> **Given exercise**
Print all entries precisely as they are written.

-- START Extracted information --

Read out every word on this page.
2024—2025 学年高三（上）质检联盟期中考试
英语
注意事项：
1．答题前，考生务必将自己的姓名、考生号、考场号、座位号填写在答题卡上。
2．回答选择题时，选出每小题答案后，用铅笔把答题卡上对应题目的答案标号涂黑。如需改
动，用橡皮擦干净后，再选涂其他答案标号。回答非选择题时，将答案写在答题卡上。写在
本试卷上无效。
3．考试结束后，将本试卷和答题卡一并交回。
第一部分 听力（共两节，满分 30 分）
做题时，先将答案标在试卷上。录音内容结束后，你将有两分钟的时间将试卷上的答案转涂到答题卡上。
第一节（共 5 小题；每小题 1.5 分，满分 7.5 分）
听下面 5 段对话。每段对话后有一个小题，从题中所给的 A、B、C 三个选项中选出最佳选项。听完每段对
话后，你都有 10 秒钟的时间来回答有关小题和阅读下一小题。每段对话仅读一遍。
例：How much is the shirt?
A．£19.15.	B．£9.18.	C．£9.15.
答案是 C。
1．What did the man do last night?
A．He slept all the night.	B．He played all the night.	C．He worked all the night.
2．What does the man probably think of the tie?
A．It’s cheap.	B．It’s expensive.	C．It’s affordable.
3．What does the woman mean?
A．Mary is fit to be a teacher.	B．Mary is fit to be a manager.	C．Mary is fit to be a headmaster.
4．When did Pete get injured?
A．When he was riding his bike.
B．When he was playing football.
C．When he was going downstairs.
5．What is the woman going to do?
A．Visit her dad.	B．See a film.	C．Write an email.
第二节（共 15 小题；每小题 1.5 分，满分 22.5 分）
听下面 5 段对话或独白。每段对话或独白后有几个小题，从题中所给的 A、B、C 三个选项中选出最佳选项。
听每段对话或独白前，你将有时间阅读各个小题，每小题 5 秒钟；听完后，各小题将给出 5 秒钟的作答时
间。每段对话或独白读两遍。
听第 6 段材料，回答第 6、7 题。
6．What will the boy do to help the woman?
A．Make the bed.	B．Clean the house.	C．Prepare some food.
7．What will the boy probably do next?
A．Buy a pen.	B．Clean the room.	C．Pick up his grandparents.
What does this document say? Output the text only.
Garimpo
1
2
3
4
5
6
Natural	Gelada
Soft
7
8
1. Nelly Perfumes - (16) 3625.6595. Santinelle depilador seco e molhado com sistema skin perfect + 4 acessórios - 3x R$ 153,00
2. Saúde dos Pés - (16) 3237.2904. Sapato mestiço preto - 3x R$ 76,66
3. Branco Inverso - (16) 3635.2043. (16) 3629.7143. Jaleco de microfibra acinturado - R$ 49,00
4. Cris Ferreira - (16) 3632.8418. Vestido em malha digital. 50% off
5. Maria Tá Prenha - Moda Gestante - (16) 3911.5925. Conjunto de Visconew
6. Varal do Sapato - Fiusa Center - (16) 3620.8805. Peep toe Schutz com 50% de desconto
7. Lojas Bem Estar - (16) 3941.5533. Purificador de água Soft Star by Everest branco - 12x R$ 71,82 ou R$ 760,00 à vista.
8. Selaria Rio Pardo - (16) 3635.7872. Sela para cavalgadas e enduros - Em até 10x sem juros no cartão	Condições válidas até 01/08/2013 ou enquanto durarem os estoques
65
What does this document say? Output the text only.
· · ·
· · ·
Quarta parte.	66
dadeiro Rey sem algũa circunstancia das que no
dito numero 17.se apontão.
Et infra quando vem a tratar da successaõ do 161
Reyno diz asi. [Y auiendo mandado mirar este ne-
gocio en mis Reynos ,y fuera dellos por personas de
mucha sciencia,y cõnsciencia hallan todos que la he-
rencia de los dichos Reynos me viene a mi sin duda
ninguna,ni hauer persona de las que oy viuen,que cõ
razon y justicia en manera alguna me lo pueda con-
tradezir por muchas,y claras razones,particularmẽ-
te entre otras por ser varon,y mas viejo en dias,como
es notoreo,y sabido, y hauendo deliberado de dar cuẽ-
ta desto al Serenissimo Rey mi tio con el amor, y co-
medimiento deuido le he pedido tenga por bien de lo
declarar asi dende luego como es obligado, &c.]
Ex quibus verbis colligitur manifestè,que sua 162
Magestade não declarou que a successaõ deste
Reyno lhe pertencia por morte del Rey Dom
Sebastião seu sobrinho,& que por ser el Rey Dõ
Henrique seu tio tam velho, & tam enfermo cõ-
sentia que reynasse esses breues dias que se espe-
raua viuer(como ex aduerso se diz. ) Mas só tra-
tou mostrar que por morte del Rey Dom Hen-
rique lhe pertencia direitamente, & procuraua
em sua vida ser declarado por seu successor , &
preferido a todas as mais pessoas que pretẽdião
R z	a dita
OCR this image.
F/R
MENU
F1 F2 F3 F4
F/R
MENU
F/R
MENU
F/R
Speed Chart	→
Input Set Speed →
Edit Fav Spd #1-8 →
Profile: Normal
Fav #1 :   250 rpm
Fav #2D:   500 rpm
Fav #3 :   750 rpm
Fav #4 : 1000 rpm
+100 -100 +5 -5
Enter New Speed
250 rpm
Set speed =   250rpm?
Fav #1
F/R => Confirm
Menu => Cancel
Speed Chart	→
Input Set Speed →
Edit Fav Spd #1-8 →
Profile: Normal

-- END Extracted information --

> **Exercise output**
Read out every word on this page.
2024—2025 学年高三（上）质检联盟期中考试
英语
注意事项：
1．答题前，考生务必将自己的姓名、考生号、考场号、座位号填写在答题卡上。
2．回答选择题时，选出每小题答案后，用铅笔把答题卡上对应题目的答案标号涂黑。如需改
动，用橡皮擦干净后，再选涂其他答案标号。回答非选择题时，将答案写在答题卡上。写在
本试卷上无效。
3．考试结束后，将本试卷和答题卡一并交回。
第一部分 听力（共两节，满分 30 分）
做题时，先将答案标在试卷上。录音内容结束后，你将有两分钟的时间将试卷上的答案转涂到答题卡上。
第一节（共 5 小题；每小题 1.5 分，满分 7.5 分）
听下面 5 段对话。每段对话后有一个小题，从题中所给的 A、B、C 三个选项中选出最佳选项。听完每段对
话后，你都有 10 秒钟的时间来回答有关小题和阅读下一小题。每段对话仅读一遍。
例：How much is the shirt?
A．£19.15.	B．£9.18.	C．£9.15.
答案是 C。
1．What did the man do last night?
A．He slept all the night.	B．He played all the night.	C．He worked all the night.
2．What does the man probably think of the tie?
A．It’s cheap.	B．It’s expensive.	C．It’s affordable.
3．What does the woman mean?
A．Mary is fit to be a teacher.	B．Mary is fit to be a manager.	C．Mary is fit to be a headmaster.
4．When did Pete get injured?
A．When he was riding his bike.
B．When he was playing football.
C．When he was going downstairs.
5．What is the woman going to do?
A．Visit her dad.	B．See a film.	C．Write an email.
第二节（共 15 小题；每小题 1.5 分，满分 22.5 分）
听下面 5 段对话或独白。每段对话或独白后有几个小题，从题中所给的 A、B、C 三个选项中选出最佳选项。
听每段对话或独白前，你将有时间阅读各个小题，每小题 5 秒钟；听完后，各小题将给出 5 秒钟的作答时
间。每段对话或独白读两遍。
听第 6 段材料，回答第 6、7 题。
6．What will the boy do to help the woman?
A．Make the bed.	B．Clean the house.	C．Prepare some food.
7．What will the boy probably do next?
A．Buy a pen.	B．Clean the room.	C．Pick up his grandparents.
What does this document say? Output the text only.
Garimpo
1
2
3
4
5
6
Natural	Gelada
Soft
7
8
1. Nelly Perfumes - (16) 3625.6595. Santinelle depilador seco e molhado com sistema skin perfect + 4 acessórios - 3x R$ 153,00
2. Saúde dos Pés - (16) 3237.2904. Sapato mestiço preto - 3x R$ 76,66
3. Branco Inverso - (16) 3635.2043. (16) 3629.7143. Jaleco de microfibra acinturado - R$ 49,00
4. Cris Ferreira - (16) 3632.8418. Vestido em malha digital. 50% off
5. Maria Tá Prenha - Moda Gestante - (16) 3911.5925. Conjunto de Visconew
6. Varal do Sapato - Fiusa Center - (16) 3620.8805. Peep toe Schutz com 50% de desconto
7. Lojas Bem Estar - (16) 3941.5533. Purificador de água Soft Star by Everest branco - 12x R$ 71,82 ou R$ 760,00 à vista.
8. Selaria Rio Pardo - (16) 3635.7872. Sela para cavalgadas e enduros - Em até 10x sem juros no cartão	Condições válidas até 01/08/2013 ou enquanto durarem os estoques
65
What does this document say? Output the text only.
· · ·
· · ·
Quarta parte.	66
dadeiro Rey sem algũa circunstancia das que no
dito numero 17.se apontão.
Et infra quando vem a tratar da successaõ do 161
Reyno diz asi. [Y auiendo mandado mirar este ne-
gocio en mis Reynos ,y fuera dellos por personas de
mucha sciencia,y cõnsciencia hallan todos que la he-
rencia de los dichos Reynos me viene a mi sin duda
ninguna,ni hauer persona de las que oy viuen,que cõ
razon y justicia en manera alguna me lo pueda con-
tradezir por muchas,y claras razones,particularmẽ-
te entre otras por ser varon,y mas viejo en dias,como
es notoreo,y sabido, y hauendo deliberado de dar cuẽ-
ta desto al Serenissimo Rey mi tio con el amor, y co-
medimiento deuido le he pedido tenga por bien de lo
declarar asi dende luego como es obligado, &c.]
Ex quibus verbis colligitur manifestè,que sua 162
Magestade não declarou que a successaõ deste
Reyno lhe pertencia por morte del Rey Dom
Sebastião seu sobrinho,& que por ser el Rey Dõ
Henrique seu tio tam velho, & tam enfermo cõ-
sentia que reynasse esses breues dias que se espe-
raua viuer(como ex aduerso se diz. ) Mas só tra-
tou mostrar que por morte del Rey Dom Hen-
rique lhe pertencia direitamente, & procuraua
em sua vida ser declarado por seu successor , &
preferido a todas as mais pessoas que pretẽdião
R z	a dita
OCR this image.
F/R
MENU
F1 F2 F3 F4
F/R
MENU
F/R
MENU
F/R
Speed Chart	→
Input Set Speed →
Edit Fav Spd #1-8 →
Profile: Normal
Fav #1 :   250 rpm
Fav #2D:   500 rpm
Fav #3 :   750 rpm
Fav #4 : 1000 rpm
+100 -100 +5 -5
Enter New Speed
250 rpm
Set speed =   250rpm?
Fav #1
F/R => Confirm
Menu => Cancel
Speed Chart	→
Input Set Speed →
Edit Fav Spd #1-8 →
Profile: Normal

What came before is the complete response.